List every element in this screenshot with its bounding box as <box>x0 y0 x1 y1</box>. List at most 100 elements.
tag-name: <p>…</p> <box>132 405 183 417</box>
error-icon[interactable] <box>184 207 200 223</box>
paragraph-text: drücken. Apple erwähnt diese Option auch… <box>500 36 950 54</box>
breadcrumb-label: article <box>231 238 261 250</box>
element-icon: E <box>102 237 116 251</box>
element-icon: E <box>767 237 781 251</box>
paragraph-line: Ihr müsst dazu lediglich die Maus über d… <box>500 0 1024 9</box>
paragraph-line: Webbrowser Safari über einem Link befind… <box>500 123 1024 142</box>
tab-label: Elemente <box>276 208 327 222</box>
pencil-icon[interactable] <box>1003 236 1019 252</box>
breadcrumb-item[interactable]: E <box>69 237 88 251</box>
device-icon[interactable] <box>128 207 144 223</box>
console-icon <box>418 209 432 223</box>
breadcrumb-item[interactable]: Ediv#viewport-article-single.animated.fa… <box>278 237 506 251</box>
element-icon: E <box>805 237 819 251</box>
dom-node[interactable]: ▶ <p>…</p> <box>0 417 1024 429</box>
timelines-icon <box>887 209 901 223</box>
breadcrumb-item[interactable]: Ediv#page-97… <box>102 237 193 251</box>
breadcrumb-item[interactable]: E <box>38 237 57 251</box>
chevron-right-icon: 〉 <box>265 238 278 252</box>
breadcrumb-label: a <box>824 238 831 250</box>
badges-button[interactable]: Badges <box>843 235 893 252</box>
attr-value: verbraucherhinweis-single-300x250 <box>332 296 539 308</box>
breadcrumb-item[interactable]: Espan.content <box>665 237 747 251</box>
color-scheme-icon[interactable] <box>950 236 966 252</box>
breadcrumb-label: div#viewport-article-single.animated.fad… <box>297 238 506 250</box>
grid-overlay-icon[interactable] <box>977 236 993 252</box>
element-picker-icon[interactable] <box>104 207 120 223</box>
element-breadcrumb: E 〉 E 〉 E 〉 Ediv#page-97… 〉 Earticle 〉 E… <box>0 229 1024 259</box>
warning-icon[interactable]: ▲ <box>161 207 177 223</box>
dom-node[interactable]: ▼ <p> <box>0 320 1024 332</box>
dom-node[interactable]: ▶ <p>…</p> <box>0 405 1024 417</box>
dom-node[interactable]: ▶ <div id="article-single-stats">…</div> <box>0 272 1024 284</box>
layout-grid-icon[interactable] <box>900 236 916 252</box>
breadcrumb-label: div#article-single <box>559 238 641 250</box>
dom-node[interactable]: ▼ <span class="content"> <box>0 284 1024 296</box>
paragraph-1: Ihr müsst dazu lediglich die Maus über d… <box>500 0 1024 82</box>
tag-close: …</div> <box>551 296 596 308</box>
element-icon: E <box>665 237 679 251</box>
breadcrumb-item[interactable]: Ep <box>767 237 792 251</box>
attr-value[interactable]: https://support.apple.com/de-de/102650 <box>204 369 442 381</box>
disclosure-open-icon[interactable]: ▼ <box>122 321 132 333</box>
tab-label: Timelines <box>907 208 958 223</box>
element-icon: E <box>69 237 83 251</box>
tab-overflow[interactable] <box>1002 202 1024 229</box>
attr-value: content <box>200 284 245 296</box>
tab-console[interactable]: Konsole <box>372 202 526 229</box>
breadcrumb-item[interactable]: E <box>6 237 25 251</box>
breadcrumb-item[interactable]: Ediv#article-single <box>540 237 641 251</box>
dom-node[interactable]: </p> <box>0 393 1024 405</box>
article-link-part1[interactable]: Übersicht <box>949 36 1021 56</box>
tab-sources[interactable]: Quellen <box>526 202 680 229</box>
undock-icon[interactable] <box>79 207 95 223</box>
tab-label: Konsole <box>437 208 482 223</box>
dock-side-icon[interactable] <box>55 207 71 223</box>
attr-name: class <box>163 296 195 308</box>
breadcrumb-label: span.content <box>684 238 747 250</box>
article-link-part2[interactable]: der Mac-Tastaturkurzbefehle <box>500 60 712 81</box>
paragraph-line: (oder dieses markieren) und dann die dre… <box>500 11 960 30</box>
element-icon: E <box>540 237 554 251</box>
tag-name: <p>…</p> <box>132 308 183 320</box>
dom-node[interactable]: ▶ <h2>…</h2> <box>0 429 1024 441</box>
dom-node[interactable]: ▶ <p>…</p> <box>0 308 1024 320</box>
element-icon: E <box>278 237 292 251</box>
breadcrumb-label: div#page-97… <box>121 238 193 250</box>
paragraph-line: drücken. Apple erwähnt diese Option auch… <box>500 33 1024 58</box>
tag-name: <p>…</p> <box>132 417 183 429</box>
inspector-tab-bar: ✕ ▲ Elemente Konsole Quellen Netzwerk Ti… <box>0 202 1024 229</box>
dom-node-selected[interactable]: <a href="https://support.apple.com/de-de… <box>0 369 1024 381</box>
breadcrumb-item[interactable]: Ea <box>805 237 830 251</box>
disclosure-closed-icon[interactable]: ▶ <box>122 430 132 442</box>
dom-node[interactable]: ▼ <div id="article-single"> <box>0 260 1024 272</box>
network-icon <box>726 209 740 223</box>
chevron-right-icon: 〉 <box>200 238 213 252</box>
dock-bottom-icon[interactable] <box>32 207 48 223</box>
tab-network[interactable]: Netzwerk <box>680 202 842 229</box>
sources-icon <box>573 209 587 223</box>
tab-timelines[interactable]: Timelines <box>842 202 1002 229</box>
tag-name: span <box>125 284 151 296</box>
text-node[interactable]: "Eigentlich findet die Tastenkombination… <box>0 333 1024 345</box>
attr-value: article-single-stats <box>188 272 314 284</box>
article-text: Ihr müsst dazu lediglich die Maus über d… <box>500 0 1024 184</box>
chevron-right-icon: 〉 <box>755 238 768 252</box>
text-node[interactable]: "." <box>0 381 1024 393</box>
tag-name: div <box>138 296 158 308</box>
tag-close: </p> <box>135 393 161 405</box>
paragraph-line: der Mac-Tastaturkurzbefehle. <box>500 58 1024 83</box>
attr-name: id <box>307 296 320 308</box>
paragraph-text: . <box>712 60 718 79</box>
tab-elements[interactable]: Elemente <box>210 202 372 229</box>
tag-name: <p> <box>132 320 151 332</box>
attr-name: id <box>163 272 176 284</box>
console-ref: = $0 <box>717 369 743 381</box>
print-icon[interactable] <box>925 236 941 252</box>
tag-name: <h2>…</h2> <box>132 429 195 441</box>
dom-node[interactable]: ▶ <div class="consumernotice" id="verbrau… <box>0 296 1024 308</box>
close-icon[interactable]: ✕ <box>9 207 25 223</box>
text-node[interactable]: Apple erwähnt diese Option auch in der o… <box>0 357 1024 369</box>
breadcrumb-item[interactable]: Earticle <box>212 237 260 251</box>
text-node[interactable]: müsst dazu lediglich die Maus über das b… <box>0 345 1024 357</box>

Instructions for the task: Change "bounding box" to "bounding rectangle" in everything from the start of the records down to the line containing "error-icon[interactable] <box>184 207", and return only those lines with nothing else altered.

Solution to this task:
List every element in this screenshot with its bounding rectangle as <box>x0 y0 x1 y1</box>. List at most 100 elements.
tag-name: <p>…</p> <box>132 405 183 417</box>
error-icon[interactable] <box>184 207 200 223</box>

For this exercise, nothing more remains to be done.